[Records from a dataset]
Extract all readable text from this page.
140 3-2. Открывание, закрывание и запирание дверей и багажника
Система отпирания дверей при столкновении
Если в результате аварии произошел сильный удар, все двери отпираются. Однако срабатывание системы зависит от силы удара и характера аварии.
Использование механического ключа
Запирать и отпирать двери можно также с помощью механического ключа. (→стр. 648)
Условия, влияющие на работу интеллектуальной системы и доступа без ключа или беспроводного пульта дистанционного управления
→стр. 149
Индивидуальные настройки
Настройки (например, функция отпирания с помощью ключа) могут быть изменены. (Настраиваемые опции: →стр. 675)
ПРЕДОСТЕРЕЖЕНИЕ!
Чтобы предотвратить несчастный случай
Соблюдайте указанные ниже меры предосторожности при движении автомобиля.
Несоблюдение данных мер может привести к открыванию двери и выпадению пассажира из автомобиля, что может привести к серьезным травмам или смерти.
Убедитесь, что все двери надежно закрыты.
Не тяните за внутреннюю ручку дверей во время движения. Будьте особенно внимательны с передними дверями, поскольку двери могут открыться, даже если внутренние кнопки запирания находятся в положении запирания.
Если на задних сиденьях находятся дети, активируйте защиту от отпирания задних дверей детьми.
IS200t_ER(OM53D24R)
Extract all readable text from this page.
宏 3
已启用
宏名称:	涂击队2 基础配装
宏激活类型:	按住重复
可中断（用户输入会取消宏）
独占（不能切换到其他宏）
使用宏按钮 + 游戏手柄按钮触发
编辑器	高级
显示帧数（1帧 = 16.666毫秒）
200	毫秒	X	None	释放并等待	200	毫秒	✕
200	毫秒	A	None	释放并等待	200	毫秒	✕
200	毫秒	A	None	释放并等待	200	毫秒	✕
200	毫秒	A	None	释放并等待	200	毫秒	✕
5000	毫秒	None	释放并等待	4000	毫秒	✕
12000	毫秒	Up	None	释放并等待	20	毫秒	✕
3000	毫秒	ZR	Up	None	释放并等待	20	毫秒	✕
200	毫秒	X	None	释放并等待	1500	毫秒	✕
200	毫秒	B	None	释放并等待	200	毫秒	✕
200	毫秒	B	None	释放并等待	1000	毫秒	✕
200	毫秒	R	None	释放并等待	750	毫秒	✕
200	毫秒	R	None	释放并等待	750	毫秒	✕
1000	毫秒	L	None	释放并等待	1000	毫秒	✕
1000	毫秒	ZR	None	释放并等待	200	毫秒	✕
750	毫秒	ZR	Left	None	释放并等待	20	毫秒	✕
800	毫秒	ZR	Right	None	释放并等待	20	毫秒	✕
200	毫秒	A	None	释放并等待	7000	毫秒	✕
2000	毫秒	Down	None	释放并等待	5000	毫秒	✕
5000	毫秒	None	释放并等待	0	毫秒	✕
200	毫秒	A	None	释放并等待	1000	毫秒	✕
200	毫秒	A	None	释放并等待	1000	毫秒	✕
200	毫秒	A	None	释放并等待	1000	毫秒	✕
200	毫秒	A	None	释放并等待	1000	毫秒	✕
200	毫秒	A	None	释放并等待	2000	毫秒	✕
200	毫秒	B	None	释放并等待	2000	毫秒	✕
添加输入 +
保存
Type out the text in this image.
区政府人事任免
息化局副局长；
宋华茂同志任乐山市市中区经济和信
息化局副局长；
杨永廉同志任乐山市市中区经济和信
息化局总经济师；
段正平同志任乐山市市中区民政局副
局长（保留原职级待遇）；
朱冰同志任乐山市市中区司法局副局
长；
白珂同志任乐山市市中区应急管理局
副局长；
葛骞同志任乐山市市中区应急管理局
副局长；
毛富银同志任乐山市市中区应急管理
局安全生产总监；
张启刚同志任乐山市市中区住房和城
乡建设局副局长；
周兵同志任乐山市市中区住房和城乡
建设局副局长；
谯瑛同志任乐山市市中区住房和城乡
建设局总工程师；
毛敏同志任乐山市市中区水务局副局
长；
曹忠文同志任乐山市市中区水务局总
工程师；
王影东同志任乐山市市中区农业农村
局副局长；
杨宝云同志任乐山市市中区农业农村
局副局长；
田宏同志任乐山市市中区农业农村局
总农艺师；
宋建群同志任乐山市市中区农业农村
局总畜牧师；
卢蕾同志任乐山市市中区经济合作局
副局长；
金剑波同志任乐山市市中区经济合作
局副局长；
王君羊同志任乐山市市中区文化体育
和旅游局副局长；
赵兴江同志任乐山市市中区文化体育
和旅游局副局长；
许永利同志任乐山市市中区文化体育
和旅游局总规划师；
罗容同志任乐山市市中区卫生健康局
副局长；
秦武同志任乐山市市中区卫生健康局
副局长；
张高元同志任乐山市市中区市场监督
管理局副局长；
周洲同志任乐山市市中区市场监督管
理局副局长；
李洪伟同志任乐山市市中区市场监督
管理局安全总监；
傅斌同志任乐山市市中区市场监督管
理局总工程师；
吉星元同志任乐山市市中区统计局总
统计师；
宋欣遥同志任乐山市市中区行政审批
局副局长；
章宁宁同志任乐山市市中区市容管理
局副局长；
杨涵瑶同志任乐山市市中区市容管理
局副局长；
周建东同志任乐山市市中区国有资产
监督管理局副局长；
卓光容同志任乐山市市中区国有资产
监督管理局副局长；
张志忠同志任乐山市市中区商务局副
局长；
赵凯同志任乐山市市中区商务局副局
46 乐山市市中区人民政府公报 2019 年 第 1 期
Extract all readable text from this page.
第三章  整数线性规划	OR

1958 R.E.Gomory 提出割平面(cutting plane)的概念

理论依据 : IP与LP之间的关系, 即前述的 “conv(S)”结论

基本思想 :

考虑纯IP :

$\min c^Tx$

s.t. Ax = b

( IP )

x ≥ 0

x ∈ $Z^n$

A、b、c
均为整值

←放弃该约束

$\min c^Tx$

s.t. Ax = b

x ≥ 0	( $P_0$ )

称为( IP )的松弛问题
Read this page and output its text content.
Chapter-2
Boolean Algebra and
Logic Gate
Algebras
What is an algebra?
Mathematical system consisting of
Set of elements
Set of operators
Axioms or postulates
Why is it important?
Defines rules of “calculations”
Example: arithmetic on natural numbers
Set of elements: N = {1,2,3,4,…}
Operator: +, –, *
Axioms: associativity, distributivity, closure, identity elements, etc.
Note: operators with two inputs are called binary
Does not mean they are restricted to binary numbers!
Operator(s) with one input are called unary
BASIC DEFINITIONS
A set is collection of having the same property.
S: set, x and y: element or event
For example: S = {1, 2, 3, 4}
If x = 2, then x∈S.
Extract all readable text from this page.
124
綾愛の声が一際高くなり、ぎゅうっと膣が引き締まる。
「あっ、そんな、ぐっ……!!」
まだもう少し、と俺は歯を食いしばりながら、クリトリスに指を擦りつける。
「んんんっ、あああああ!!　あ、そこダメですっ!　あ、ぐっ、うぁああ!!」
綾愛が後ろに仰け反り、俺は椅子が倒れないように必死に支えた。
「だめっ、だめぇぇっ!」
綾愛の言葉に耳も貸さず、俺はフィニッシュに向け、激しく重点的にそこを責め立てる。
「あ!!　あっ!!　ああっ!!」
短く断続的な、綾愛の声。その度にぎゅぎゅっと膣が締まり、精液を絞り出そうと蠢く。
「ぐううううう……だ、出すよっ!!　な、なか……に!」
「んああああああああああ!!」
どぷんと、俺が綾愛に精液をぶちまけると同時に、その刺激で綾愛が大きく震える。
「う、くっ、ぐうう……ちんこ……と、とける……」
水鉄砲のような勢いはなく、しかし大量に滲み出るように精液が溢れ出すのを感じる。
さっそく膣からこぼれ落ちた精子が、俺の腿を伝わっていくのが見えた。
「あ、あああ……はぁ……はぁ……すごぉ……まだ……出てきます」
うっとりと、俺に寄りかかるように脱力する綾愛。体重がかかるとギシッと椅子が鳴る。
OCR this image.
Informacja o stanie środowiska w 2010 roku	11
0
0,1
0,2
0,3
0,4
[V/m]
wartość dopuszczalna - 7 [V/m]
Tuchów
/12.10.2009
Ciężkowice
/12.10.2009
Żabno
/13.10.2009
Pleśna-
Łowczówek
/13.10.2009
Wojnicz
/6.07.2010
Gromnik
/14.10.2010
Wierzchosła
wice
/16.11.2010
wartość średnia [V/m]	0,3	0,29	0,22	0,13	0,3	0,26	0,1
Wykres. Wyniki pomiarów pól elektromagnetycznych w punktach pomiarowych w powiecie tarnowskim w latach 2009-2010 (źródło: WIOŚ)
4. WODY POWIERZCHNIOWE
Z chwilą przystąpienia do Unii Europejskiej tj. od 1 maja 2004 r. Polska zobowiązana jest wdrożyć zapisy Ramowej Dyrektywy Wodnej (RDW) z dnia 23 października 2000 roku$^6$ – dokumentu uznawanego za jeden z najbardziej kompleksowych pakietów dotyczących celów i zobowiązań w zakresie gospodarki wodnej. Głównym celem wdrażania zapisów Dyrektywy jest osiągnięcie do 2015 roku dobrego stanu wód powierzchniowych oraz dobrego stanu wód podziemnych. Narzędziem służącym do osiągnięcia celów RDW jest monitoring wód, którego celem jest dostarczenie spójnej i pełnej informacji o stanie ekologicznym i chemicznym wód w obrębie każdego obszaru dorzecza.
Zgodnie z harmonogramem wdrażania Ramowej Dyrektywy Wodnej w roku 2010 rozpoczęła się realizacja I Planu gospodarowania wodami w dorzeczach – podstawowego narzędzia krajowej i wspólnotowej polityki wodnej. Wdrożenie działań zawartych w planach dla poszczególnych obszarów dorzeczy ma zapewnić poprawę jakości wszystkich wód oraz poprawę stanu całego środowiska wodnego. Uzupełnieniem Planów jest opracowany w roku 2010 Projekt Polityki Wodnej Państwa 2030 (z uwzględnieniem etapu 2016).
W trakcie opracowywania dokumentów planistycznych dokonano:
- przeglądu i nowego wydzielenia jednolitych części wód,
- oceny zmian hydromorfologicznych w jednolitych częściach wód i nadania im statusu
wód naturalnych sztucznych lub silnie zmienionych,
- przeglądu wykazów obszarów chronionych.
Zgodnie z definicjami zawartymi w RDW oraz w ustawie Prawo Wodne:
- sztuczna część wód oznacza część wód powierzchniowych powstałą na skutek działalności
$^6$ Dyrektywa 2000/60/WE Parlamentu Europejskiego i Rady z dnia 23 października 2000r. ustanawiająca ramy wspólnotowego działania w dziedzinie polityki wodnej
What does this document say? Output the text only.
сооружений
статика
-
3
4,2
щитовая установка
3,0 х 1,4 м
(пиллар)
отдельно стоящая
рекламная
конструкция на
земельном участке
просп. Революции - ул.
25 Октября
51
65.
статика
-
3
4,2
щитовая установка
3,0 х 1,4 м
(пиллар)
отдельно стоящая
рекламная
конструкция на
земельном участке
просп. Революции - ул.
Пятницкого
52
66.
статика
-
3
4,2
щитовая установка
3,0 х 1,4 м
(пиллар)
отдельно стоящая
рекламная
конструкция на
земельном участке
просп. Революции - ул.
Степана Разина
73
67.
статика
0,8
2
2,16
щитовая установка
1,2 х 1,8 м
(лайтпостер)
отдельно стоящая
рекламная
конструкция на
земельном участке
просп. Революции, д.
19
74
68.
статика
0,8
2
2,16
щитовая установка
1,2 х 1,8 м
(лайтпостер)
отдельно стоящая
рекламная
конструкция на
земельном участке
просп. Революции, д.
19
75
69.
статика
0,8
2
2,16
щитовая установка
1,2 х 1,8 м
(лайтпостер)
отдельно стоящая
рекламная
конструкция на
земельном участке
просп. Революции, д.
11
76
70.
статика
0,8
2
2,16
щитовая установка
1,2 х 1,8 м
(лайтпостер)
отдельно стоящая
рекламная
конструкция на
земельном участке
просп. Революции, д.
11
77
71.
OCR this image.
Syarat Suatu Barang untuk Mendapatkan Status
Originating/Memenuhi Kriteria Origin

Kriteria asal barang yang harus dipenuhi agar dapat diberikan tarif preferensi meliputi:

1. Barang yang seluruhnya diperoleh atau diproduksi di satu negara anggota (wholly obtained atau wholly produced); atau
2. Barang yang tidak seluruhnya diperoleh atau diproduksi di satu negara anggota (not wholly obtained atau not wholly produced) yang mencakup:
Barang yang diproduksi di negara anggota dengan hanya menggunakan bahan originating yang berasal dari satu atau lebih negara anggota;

**Aim**
Show each line in the entries that holds the string "negara".

**Output below**
1. Barang yang seluruhnya diperoleh atau diproduksi di satu negara anggota (wholly obtained atau wholly produced); atau
2. Barang yang tidak seluruhnya diperoleh atau diproduksi di satu negara anggota (not wholly obtained atau not wholly produced) yang mencakup:
Barang yang diproduksi di negara anggota dengan hanya menggunakan bahan originating yang berasal dari satu atau lebih negara anggota;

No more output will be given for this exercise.